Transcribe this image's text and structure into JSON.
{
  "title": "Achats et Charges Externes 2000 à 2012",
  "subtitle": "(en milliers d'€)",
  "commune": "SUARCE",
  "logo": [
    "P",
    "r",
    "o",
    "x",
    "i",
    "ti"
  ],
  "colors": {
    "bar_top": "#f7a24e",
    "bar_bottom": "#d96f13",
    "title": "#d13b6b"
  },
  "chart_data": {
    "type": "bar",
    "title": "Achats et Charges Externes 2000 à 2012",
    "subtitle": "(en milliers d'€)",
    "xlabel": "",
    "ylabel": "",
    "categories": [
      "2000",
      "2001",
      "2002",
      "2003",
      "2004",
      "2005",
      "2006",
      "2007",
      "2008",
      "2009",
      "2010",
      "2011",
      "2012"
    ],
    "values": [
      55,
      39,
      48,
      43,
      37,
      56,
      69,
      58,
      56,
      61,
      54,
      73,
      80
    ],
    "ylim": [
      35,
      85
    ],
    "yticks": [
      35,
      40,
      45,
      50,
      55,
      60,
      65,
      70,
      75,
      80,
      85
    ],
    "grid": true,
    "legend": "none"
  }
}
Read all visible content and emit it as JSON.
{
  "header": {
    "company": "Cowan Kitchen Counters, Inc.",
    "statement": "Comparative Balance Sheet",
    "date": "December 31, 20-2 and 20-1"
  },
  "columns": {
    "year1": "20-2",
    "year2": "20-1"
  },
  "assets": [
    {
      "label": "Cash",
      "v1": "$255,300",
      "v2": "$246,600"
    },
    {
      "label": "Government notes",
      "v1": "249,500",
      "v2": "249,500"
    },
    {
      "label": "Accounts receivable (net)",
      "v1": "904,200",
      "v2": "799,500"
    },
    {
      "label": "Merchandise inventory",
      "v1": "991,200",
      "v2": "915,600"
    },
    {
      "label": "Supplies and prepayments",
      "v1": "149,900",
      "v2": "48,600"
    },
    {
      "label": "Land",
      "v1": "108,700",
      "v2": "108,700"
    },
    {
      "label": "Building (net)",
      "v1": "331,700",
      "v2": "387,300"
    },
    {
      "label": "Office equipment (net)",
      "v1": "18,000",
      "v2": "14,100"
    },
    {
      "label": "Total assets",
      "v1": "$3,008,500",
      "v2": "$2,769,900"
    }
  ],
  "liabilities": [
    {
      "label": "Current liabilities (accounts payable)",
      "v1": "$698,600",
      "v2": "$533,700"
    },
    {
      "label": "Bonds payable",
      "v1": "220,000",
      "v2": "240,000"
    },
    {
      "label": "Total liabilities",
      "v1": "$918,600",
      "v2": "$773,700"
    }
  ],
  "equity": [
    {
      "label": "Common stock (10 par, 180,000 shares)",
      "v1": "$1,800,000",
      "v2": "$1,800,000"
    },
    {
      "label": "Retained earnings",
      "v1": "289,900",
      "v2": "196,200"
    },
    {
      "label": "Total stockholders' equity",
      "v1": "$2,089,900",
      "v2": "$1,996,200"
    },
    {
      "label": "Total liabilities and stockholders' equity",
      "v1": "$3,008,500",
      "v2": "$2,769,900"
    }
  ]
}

Instruction ::
Extract each line from the listing above, please, and repeat it exactly.

Response ::
Transcribe this image's text and structure into JSON.
{
  "title": "Achats et Charges Externes 2000 à 2012",
  "subtitle": "(en milliers d'€)",
  "commune": "SUARCE",
  "logo": [
    "P",
    "r",
    "o",
    "x",
    "i",
    "ti"
  ],
  "colors": {
    "bar_top": "#f7a24e",
    "bar_bottom": "#d96f13",
    "title": "#d13b6b"
  },
  "chart_data": {
    "type": "bar",
    "title": "Achats et Charges Externes 2000 à 2012",
    "subtitle": "(en milliers d'€)",
    "xlabel": "",
    "ylabel": "",
    "categories": [
      "2000",
      "2001",
      "2002",
      "2003",
      "2004",
      "2005",
      "2006",
      "2007",
      "2008",
      "2009",
      "2010",
      "2011",
      "2012"
    ],
    "values": [
      55,
      39,
      48,
      43,
      37,
      56,
      69,
      58,
      56,
      61,
      54,
      73,
      80
    ],
    "ylim": [
      35,
      85
    ],
    "yticks": [
      35,
      40,
      45,
      50,
      55,
      60,
      65,
      70,
      75,
      80,
      85
    ],
    "grid": true,
    "legend": "none"
  }
}
Read all visible content and emit it as JSON.
{
  "header": {
    "company": "Cowan Kitchen Counters, Inc.",
    "statement": "Comparative Balance Sheet",
    "date": "December 31, 20-2 and 20-1"
  },
  "columns": {
    "year1": "20-2",
    "year2": "20-1"
  },
  "assets": [
    {
      "label": "Cash",
      "v1": "$255,300",
      "v2": "$246,600"
    },
    {
      "label": "Government notes",
      "v1": "249,500",
      "v2": "249,500"
    },
    {
      "label": "Accounts receivable (net)",
      "v1": "904,200",
      "v2": "799,500"
    },
    {
      "label": "Merchandise inventory",
      "v1": "991,200",
      "v2": "915,600"
    },
    {
      "label": "Supplies and prepayments",
      "v1": "149,900",
      "v2": "48,600"
    },
    {
      "label": "Land",
      "v1": "108,700",
      "v2": "108,700"
    },
    {
      "label": "Building (net)",
      "v1": "331,700",
      "v2": "387,300"
    },
    {
      "label": "Office equipment (net)",
      "v1": "18,000",
      "v2": "14,100"
    },
    {
      "label": "Total assets",
      "v1": "$3,008,500",
      "v2": "$2,769,900"
    }
  ],
  "liabilities": [
    {
      "label": "Current liabilities (accounts payable)",
      "v1": "$698,600",
      "v2": "$533,700"
    },
    {
      "label": "Bonds payable",
      "v1": "220,000",
      "v2": "240,000"
    },
    {
      "label": "Total liabilities",
      "v1": "$918,600",
      "v2": "$773,700"
    }
  ],
  "equity": [
    {
      "label": "Common stock (10 par, 180,000 shares)",
      "v1": "$1,800,000",
      "v2": "$1,800,000"
    },
    {
      "label": "Retained earnings",
      "v1": "289,900",
      "v2": "196,200"
    },
    {
      "label": "Total stockholders' equity",
      "v1": "$2,089,900",
      "v2": "$1,996,200"
    },
    {
      "label": "Total liabilities and stockholders' equity",
      "v1": "$3,008,500",
      "v2": "$2,769,900"
    }
  ]
}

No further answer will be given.